Then you can inspect a population of people (instead of one person) by basically marginalizing over f. So assume some fair price distribution p(f), which however will be largely unknown. Then you can let go of the assumption that you magically know the person's view on a fair price. Or you can use the Bayes' theorem to get the fair price distribution, given that you have observed people's buying habits or something:
p(f|buy at x) = p(buy at x|f) p(f) / p(buy at x).
Edit: Actually, we'd need to include (market data) into that expression to really derive it properly, but you get the idea.
let there be events A and B and conditional probabilities P(A|B) and P(B|A).
P(A|B) = P(A∩B)/P(B) → P(A∩B) = P(A|B)*P(B)
P(B|A) = P(A∩B)/P(A) → P(A∩B) = P(B|A)*P(A)
Hence, P(A|B)*P(B) = P(B|A)*P(A)
→ P(A|B) = (P(B|A)*P(A))/P(B) and P(B|A) = (P(A|B)*P(B))/P(A)
Bayes theorem is then a statement of the relationship between two inverse conditional probabilities. The relationship can then be explored my assumption is that this is what Bayesian Analysis is used for, exploring this relationship and using it to make inferences.
Yes. It's Bayes' theorem. I use Bayesian analysis as a catch-all word to deal with conditional probabilities, where one of the probabilities involve data and we make use of some prior knowledge (so I don't only use it in the context of Bayes' theorem).
That analysis would begin with replacing the marginal probabilities P(A) and P(B) with their joint equivalents.
That is,
P(A) = P(A∩B) + P(A∩~B) and P(B) = P(A∩B) + P(~A∩B)
So,
P(A|B) = (P(B|A)*P(A))/(P(A∩B) + P(A∩~B))
P(B|A) = (P(A|B)*P(B))/(P(A∩B) + P(~A∩B))
Now we sub the joint probabilities with there conditional probabilities,
P(A∩~B) = P(A|~B) * P(~B)
P(~A∩B) = P(~A|B) * P(~A)
So,
P(A|B) = (P(B|A)*P(A))/(P(B|A)*P(A) + P(B|~A)*P(~A))
P(B|A) = (P(A|B)*P(B))/(P(A|B)*P(B) + P(A|~B)*P(~B))

########################################

Task to complete – In the last two equations of the Bayes' theorem discussion above, which distinct conditional probabilities appear?

########################################

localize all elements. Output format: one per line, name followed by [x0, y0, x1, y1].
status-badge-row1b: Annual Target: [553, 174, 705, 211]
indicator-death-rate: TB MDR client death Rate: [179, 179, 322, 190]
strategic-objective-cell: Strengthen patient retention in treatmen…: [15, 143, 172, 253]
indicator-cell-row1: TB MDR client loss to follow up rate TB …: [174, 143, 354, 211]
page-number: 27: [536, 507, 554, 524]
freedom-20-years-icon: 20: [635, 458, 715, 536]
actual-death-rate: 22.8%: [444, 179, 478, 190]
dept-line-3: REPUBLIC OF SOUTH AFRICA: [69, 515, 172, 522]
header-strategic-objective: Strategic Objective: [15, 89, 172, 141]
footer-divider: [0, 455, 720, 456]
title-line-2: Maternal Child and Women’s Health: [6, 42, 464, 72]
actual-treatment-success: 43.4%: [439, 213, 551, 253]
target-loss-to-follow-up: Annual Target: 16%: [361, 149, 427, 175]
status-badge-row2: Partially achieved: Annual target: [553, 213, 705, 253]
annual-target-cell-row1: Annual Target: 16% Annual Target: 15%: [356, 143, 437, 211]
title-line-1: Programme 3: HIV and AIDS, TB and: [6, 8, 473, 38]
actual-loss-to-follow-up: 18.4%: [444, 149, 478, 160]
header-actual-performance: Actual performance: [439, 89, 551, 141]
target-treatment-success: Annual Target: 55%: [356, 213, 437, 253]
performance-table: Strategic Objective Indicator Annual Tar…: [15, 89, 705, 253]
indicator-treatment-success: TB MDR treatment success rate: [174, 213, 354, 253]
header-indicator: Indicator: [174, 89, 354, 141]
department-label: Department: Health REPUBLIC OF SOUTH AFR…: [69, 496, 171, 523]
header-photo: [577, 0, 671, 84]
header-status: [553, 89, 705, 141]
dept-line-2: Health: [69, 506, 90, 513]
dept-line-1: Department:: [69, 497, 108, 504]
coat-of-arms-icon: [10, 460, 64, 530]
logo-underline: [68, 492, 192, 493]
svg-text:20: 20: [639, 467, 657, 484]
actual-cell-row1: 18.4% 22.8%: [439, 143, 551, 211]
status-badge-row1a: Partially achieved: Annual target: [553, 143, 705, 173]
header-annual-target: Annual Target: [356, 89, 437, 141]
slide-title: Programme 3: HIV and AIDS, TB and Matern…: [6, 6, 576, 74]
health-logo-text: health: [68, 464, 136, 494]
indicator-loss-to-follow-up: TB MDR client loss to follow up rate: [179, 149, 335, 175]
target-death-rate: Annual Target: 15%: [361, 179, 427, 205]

########################################

Exercise result –
- P(A|B)
- P(B|A)
- P(B|~A)
- P(A|~B)